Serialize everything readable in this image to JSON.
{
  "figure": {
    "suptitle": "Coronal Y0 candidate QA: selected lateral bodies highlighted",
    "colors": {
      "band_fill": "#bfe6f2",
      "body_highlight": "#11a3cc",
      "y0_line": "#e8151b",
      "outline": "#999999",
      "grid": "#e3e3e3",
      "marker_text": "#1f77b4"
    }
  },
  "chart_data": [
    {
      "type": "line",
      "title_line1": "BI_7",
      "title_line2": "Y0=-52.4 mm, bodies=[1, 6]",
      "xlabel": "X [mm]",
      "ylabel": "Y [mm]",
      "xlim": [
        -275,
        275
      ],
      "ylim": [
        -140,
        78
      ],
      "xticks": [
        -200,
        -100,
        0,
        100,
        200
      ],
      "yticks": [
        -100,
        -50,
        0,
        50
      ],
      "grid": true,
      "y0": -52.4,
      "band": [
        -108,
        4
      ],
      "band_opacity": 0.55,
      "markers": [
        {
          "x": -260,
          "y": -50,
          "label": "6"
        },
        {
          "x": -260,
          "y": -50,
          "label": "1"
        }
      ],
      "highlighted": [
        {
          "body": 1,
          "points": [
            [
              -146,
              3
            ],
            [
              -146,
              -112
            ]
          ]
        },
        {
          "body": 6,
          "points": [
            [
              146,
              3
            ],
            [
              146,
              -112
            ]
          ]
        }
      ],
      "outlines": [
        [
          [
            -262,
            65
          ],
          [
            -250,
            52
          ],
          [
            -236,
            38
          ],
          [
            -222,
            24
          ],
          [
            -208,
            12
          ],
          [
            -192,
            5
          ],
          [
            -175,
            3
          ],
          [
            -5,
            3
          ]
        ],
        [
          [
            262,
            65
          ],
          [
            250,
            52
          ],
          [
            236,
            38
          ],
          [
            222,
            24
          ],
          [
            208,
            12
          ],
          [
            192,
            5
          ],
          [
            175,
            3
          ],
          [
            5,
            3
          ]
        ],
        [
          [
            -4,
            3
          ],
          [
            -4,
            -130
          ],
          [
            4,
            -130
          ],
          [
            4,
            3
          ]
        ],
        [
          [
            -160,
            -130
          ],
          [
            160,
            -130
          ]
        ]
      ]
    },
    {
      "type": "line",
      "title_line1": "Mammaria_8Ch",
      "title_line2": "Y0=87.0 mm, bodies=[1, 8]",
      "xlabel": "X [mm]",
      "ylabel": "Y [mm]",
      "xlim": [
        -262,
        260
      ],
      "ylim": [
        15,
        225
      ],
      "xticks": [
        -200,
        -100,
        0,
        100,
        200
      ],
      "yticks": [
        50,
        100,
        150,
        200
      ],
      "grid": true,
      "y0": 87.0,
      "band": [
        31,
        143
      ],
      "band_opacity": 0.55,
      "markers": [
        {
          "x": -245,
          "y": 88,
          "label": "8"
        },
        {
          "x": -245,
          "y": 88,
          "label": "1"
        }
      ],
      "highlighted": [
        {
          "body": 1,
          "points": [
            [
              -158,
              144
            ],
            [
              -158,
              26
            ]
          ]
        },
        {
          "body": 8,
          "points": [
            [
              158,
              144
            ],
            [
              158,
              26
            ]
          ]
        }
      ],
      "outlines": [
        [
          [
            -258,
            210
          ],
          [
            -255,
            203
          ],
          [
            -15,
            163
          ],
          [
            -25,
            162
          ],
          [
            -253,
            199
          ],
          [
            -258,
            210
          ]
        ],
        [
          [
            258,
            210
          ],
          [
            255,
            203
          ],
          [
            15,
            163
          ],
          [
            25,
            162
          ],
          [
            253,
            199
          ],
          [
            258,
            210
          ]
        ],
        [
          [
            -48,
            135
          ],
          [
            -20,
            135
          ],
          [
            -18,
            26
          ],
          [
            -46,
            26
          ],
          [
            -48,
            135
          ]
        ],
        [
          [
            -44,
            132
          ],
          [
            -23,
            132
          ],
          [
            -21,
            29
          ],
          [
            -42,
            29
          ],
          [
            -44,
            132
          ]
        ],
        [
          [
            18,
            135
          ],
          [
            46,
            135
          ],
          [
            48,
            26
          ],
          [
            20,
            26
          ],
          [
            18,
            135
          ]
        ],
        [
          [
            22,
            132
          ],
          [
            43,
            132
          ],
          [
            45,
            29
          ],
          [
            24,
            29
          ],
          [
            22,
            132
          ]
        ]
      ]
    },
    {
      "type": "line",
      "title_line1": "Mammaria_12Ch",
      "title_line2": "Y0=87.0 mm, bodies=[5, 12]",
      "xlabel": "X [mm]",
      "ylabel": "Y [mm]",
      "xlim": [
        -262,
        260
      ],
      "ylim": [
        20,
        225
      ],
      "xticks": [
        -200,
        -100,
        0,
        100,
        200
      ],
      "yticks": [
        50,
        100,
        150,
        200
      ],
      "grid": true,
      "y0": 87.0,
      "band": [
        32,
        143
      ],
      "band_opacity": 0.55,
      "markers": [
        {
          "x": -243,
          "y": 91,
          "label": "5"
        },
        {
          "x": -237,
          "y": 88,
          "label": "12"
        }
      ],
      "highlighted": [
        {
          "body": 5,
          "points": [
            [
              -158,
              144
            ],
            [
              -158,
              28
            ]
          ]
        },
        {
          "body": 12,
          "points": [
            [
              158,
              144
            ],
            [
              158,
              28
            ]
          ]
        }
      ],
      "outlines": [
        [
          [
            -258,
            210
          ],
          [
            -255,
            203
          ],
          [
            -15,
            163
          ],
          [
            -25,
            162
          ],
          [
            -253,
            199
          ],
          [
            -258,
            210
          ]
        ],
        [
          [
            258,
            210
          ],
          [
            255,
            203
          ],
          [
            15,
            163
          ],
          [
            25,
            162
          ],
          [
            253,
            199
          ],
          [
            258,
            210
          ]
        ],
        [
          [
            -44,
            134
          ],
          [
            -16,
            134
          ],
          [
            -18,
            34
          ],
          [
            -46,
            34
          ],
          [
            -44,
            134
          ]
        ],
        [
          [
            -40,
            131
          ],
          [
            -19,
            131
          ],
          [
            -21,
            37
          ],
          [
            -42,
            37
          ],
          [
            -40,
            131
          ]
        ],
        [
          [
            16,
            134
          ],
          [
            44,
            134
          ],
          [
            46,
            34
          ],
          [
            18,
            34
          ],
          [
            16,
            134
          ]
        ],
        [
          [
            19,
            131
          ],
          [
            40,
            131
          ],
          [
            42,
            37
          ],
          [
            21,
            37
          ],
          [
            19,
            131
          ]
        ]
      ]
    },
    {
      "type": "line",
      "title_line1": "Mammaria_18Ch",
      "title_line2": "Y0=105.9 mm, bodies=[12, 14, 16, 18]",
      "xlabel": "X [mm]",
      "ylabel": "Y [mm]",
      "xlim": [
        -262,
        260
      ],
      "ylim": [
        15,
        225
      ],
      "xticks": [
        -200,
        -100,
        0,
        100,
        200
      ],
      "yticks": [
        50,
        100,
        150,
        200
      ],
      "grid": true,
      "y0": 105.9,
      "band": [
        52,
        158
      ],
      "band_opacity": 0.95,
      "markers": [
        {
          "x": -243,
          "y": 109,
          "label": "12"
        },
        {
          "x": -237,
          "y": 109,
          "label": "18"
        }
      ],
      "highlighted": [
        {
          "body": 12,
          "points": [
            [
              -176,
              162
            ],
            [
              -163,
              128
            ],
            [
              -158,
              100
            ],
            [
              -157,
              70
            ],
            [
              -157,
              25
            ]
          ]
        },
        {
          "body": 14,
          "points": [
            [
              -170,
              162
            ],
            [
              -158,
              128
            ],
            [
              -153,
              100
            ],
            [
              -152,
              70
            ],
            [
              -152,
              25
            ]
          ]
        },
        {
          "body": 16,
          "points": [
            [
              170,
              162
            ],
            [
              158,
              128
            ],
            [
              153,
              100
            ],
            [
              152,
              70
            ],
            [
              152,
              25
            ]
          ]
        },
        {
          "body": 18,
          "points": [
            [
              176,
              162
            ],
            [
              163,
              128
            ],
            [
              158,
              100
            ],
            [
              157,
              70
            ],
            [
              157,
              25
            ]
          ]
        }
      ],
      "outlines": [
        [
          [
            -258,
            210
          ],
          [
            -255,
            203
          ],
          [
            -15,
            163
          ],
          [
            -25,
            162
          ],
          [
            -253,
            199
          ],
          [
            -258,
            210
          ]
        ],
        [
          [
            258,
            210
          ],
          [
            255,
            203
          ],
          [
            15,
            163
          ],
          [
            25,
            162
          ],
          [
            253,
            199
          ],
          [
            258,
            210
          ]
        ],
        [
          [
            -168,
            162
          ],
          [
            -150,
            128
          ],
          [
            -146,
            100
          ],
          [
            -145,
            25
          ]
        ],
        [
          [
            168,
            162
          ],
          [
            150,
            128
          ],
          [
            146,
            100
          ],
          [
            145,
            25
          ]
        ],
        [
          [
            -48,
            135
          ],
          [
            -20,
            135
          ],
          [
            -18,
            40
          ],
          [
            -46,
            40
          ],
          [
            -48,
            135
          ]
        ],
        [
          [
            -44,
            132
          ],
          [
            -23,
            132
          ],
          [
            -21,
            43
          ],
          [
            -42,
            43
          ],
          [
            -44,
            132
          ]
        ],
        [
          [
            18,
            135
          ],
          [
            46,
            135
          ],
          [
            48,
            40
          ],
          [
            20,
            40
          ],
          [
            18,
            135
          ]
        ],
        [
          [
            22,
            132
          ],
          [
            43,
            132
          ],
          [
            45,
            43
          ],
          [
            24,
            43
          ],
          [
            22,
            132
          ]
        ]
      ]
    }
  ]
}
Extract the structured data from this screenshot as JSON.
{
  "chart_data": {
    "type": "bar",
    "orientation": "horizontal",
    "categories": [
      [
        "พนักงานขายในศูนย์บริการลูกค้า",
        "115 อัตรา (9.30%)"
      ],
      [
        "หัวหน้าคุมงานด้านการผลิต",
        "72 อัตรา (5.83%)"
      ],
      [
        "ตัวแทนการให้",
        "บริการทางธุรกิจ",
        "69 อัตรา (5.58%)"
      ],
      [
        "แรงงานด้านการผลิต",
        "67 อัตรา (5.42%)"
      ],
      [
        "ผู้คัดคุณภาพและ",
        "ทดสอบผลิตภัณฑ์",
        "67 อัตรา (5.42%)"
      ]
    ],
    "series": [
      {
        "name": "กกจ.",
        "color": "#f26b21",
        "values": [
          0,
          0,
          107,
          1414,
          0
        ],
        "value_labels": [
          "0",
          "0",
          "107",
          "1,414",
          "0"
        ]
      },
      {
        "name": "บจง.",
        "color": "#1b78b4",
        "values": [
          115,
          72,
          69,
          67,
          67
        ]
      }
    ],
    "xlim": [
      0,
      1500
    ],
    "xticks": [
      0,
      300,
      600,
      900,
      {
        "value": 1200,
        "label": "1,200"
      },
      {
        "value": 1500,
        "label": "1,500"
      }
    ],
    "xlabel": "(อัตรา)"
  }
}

#####

- _STATED TASK_:
Look over the listing above. Pick out and copy every line that includes "JSON".

- _WRITTEN RESPONSE_:
Serialize everything readable in this image to JSON.
Extract the structured data from this screenshot as JSON.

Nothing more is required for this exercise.